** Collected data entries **
-- BEGIN --

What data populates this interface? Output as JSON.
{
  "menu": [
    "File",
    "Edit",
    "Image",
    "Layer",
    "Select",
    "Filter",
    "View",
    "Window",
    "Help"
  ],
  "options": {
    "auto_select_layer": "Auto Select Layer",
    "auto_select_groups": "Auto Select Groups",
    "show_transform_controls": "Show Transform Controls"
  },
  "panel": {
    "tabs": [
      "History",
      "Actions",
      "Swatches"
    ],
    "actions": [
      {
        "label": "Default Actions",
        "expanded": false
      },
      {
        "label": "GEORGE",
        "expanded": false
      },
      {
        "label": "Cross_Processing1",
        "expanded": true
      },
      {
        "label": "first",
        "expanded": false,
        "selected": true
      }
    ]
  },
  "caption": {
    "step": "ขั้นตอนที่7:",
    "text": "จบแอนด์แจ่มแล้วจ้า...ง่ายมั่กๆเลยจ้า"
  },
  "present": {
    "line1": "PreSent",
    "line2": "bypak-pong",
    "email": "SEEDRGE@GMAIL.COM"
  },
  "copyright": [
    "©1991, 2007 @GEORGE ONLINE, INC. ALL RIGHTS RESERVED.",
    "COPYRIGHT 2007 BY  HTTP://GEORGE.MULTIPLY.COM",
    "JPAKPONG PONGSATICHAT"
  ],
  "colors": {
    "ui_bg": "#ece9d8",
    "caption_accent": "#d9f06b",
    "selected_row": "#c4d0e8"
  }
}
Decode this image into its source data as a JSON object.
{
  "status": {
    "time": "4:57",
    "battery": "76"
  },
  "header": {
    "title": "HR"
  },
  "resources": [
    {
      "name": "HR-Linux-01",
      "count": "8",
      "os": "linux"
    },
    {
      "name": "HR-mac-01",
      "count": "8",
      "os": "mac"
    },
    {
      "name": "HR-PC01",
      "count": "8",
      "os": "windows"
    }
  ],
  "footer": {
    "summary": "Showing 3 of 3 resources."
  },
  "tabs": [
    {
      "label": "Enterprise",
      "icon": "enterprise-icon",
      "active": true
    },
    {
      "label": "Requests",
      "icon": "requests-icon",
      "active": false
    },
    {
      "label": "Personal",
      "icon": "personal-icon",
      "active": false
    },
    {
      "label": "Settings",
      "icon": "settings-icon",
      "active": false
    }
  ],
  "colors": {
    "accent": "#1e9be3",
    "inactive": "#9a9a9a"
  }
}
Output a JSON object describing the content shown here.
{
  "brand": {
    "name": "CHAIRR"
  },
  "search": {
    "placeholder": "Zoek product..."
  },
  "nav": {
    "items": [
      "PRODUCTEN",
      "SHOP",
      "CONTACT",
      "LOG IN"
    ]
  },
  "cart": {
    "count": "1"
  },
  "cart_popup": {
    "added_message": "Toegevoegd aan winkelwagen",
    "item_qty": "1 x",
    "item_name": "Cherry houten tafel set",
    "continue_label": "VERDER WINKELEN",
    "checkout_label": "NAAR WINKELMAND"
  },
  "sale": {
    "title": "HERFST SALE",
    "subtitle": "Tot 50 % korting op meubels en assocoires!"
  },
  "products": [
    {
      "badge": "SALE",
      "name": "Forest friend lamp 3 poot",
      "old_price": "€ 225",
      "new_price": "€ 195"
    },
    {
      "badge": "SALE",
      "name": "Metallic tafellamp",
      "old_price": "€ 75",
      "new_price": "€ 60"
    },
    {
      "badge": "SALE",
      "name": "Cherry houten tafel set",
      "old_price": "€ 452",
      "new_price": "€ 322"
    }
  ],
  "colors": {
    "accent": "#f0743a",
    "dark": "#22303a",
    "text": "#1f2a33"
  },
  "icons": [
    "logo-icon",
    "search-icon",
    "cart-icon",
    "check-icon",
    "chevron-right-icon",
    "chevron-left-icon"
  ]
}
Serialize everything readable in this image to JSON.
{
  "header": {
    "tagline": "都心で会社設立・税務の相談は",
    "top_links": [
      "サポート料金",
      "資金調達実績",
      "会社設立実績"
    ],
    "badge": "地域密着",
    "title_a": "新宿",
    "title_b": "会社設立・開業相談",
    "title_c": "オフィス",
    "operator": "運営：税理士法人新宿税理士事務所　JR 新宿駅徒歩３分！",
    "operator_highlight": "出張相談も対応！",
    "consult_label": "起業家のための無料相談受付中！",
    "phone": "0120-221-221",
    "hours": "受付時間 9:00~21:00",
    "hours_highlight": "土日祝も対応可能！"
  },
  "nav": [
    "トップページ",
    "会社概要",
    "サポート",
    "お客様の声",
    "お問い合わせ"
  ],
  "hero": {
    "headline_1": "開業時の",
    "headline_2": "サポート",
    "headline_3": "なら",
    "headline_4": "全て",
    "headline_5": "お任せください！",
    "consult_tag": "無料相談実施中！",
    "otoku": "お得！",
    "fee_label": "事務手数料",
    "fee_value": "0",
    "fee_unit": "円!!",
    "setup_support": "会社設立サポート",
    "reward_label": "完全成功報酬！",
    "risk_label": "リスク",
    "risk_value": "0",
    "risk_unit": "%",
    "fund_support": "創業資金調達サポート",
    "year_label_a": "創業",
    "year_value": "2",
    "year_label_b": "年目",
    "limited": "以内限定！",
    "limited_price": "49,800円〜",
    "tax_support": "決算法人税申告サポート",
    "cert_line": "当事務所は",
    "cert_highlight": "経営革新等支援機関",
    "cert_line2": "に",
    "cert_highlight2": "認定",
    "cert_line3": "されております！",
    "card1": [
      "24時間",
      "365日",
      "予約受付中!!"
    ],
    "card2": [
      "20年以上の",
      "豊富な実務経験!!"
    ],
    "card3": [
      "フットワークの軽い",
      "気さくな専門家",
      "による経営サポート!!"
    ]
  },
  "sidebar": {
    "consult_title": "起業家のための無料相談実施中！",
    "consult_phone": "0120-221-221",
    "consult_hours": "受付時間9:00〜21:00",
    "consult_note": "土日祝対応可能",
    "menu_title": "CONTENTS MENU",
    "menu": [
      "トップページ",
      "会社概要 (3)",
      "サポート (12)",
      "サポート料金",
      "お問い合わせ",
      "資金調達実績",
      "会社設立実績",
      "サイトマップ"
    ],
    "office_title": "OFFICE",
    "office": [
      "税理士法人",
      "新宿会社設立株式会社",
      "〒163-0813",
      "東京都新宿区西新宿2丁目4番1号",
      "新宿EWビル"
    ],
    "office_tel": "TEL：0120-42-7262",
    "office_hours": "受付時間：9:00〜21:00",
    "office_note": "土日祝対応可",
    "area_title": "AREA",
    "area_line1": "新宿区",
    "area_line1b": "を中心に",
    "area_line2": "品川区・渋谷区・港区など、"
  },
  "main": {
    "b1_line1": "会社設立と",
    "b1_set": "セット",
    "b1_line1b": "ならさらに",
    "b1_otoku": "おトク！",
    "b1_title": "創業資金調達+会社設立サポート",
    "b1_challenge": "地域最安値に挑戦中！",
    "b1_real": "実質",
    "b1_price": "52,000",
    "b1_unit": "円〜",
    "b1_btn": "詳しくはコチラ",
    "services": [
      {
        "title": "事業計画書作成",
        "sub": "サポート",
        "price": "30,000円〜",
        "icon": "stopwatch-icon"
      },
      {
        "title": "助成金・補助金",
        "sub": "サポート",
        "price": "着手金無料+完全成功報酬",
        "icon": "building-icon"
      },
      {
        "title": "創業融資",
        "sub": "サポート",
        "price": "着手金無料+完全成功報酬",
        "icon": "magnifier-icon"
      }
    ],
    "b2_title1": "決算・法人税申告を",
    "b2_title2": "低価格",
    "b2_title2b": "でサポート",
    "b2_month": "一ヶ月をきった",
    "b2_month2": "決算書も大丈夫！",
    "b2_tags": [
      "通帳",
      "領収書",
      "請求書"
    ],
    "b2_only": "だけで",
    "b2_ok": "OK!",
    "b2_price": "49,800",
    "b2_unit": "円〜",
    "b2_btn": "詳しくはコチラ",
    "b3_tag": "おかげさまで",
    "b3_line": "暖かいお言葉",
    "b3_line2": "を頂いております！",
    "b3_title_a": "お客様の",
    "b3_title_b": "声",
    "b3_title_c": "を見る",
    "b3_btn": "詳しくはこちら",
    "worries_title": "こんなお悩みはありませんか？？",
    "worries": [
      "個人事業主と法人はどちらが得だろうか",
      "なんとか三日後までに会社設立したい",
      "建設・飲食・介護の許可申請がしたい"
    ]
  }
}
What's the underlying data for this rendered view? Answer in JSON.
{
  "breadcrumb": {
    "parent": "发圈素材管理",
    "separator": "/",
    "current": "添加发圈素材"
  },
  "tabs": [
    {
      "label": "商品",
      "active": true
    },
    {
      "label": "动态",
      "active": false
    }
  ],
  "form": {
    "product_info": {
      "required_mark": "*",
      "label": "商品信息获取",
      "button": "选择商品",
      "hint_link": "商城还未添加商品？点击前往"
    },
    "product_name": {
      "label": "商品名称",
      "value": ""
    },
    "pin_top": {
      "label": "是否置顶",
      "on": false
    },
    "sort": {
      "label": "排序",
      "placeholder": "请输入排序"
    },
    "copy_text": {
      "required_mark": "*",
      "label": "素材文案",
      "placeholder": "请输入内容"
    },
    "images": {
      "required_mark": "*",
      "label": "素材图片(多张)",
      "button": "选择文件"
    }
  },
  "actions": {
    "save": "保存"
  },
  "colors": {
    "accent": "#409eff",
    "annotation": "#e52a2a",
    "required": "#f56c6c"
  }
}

-- END --

** Goal of the exercise **
Check every line of the records above for the string "true" and say how many contain it, giving the number alone.

** Finished answer **
4